**EXERCISE TASK:** Reproduce all records exactly.

**DATA SUPPLIED:**
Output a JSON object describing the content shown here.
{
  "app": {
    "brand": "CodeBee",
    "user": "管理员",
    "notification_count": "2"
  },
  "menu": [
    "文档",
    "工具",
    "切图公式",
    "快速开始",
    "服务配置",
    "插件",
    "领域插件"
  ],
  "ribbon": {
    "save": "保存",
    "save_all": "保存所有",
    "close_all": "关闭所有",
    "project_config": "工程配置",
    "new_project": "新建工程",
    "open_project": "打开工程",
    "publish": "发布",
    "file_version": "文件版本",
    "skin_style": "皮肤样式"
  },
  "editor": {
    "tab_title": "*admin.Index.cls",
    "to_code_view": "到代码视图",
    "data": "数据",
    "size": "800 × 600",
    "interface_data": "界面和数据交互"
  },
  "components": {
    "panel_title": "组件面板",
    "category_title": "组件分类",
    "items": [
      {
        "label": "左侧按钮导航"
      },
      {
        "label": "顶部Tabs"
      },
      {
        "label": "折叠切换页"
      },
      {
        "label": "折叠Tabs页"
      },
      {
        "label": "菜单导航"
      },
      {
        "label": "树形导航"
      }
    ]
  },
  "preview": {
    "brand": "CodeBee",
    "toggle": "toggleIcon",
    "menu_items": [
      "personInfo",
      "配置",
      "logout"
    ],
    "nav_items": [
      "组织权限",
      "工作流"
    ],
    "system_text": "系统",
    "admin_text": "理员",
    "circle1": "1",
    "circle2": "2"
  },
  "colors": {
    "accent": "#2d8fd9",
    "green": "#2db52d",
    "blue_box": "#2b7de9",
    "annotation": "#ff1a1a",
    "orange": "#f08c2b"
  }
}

**SOLVED PROBLEM:**
Output a JSON object describing the content shown here.
{
  "app": {
    "brand": "CodeBee",
    "user": "管理员",
    "notification_count": "2"
  },
  "menu": [
    "文档",
    "工具",
    "切图公式",
    "快速开始",
    "服务配置",
    "插件",
    "领域插件"
  ],
  "ribbon": {
    "save": "保存",
    "save_all": "保存所有",
    "close_all": "关闭所有",
    "project_config": "工程配置",
    "new_project": "新建工程",
    "open_project": "打开工程",
    "publish": "发布",
    "file_version": "文件版本",
    "skin_style": "皮肤样式"
  },
  "editor": {
    "tab_title": "*admin.Index.cls",
    "to_code_view": "到代码视图",
    "data": "数据",
    "size": "800 × 600",
    "interface_data": "界面和数据交互"
  },
  "components": {
    "panel_title": "组件面板",
    "category_title": "组件分类",
    "items": [
      {
        "label": "左侧按钮导航"
      },
      {
        "label": "顶部Tabs"
      },
      {
        "label": "折叠切换页"
      },
      {
        "label": "折叠Tabs页"
      },
      {
        "label": "菜单导航"
      },
      {
        "label": "树形导航"
      }
    ]
  },
  "preview": {
    "brand": "CodeBee",
    "toggle": "toggleIcon",
    "menu_items": [
      "personInfo",
      "配置",
      "logout"
    ],
    "nav_items": [
      "组织权限",
      "工作流"
    ],
    "system_text": "系统",
    "admin_text": "理员",
    "circle1": "1",
    "circle2": "2"
  },
  "colors": {
    "accent": "#2d8fd9",
    "green": "#2db52d",
    "blue_box": "#2b7de9",
    "annotation": "#ff1a1a",
    "orange": "#f08c2b"
  }
}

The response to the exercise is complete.